Task statement: Filter the records below for the word "TradingView". Copy each line that holds it.

■ ■ ■ ■

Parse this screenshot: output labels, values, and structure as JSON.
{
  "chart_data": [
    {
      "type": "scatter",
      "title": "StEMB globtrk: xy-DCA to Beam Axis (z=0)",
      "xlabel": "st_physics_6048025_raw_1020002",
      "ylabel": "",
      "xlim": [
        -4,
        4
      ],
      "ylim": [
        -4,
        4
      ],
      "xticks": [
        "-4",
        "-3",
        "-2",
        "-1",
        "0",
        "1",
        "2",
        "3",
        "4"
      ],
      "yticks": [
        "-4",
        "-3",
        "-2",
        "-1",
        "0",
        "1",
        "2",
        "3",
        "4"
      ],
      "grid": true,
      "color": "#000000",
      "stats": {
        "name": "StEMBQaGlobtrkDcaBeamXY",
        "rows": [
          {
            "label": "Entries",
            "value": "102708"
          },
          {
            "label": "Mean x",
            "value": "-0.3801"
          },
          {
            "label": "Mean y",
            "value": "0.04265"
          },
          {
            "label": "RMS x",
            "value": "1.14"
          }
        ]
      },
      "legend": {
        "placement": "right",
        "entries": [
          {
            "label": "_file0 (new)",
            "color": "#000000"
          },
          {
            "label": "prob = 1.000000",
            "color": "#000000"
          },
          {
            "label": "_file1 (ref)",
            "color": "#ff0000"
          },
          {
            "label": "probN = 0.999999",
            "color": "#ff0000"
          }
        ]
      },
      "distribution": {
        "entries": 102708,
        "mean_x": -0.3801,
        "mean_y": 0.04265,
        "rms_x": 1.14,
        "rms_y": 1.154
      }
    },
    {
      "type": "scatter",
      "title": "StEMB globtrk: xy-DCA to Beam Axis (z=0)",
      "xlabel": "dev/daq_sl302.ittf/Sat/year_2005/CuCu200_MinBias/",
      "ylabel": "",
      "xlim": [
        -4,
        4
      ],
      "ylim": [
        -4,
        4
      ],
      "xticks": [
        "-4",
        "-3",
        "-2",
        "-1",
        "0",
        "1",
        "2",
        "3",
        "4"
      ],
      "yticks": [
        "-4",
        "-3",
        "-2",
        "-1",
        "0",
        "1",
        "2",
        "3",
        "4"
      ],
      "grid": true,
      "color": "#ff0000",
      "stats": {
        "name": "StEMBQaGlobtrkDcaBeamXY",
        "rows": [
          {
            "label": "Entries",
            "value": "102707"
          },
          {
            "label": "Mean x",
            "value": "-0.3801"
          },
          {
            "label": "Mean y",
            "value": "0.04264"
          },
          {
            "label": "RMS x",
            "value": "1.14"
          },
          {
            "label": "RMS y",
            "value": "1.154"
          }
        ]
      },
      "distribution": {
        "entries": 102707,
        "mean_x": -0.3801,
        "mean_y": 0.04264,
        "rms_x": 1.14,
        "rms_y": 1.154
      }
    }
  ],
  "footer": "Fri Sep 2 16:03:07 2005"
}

■ ■ ■ ■

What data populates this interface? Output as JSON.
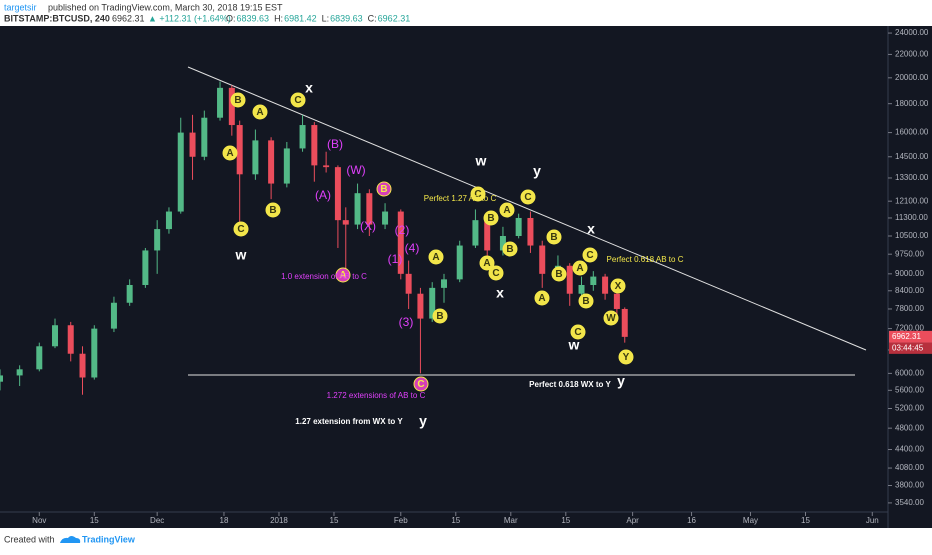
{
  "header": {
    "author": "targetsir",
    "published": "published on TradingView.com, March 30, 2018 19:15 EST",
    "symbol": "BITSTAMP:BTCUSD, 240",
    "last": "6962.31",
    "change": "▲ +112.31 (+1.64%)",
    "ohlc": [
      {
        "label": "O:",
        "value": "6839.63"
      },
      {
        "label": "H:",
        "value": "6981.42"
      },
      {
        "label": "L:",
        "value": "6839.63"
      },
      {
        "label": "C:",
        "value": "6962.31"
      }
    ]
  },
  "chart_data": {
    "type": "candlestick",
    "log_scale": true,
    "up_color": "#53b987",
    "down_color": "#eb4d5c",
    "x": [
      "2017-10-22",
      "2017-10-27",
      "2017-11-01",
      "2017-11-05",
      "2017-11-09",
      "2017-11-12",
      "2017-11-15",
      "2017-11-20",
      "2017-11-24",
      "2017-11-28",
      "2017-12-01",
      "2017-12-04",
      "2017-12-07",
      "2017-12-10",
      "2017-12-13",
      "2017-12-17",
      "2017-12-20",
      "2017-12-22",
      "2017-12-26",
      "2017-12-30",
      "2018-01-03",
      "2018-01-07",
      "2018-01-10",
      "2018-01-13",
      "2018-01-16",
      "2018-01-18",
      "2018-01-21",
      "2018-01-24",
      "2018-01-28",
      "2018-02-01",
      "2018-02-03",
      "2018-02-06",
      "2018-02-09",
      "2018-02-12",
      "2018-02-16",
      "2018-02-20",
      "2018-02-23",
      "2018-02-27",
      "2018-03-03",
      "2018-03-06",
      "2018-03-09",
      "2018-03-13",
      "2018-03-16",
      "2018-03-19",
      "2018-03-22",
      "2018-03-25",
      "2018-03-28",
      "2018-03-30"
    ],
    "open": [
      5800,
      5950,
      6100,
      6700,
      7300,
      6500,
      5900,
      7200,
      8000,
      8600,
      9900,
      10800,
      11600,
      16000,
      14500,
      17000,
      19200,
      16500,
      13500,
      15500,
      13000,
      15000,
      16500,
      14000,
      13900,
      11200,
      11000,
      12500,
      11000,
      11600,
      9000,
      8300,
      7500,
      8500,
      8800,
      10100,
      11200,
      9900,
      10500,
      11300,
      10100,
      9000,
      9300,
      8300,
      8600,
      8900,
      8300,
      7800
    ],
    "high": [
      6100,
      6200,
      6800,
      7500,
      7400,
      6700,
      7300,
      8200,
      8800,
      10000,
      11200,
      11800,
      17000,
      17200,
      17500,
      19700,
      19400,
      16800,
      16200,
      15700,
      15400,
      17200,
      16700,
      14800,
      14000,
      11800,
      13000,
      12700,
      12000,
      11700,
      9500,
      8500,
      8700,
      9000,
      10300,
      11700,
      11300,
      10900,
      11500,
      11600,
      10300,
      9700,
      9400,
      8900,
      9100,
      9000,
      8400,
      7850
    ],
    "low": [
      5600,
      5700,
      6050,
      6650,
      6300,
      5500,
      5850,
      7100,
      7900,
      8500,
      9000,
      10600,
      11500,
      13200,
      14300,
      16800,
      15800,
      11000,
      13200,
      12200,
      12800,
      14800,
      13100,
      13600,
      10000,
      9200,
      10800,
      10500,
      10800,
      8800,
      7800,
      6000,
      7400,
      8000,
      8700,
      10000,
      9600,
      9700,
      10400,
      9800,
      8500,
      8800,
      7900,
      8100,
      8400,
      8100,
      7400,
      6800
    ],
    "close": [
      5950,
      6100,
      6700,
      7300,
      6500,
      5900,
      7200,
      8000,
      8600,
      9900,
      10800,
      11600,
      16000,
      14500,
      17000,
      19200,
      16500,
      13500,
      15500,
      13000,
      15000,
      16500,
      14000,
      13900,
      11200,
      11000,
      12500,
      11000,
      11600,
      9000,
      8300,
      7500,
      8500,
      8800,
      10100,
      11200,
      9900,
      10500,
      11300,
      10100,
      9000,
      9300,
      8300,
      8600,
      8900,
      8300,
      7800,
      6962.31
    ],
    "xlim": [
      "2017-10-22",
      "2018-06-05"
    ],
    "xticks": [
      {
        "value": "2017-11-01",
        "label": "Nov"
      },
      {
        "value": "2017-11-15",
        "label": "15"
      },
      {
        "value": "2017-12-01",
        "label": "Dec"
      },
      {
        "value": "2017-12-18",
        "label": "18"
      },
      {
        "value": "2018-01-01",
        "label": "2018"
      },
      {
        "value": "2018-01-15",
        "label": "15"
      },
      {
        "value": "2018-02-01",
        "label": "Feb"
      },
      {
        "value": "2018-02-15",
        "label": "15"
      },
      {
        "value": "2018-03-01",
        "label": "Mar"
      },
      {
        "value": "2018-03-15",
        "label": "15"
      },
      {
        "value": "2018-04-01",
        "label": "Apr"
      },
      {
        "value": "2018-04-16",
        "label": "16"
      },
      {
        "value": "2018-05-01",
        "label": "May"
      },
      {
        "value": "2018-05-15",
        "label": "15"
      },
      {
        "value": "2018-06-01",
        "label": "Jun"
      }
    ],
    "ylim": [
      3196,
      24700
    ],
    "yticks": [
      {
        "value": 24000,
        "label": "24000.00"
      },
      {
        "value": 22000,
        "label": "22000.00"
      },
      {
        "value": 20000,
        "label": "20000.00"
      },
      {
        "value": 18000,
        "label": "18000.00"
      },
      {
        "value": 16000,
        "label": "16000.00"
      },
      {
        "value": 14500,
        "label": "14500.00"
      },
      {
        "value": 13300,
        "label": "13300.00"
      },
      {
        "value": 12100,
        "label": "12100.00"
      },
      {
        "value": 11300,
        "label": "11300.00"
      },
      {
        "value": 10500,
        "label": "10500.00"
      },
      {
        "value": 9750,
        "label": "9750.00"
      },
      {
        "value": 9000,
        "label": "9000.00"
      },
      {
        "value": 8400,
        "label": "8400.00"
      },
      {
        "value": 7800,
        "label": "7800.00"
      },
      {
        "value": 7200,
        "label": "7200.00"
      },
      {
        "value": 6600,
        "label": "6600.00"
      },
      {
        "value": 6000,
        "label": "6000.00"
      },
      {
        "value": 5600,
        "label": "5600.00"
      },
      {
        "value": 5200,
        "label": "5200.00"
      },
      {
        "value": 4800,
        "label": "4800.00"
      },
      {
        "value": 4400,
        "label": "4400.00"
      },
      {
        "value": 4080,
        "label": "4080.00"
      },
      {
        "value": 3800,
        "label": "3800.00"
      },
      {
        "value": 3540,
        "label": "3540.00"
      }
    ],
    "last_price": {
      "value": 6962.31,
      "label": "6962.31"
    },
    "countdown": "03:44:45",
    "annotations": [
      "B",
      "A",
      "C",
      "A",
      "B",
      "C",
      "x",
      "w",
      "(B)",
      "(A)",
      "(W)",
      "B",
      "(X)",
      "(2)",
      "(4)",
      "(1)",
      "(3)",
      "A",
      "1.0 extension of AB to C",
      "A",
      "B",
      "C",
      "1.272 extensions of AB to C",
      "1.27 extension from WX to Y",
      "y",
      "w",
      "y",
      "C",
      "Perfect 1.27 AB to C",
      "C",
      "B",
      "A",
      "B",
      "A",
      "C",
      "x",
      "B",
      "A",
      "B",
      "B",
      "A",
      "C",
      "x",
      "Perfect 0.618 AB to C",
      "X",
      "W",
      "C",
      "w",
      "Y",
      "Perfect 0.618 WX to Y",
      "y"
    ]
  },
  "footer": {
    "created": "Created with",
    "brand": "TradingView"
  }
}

■ ■ ■ ■

Response to the task:
    "published": "published on TradingView.com, March 30, 2018 19:15 EST",
    "brand": "TradingView"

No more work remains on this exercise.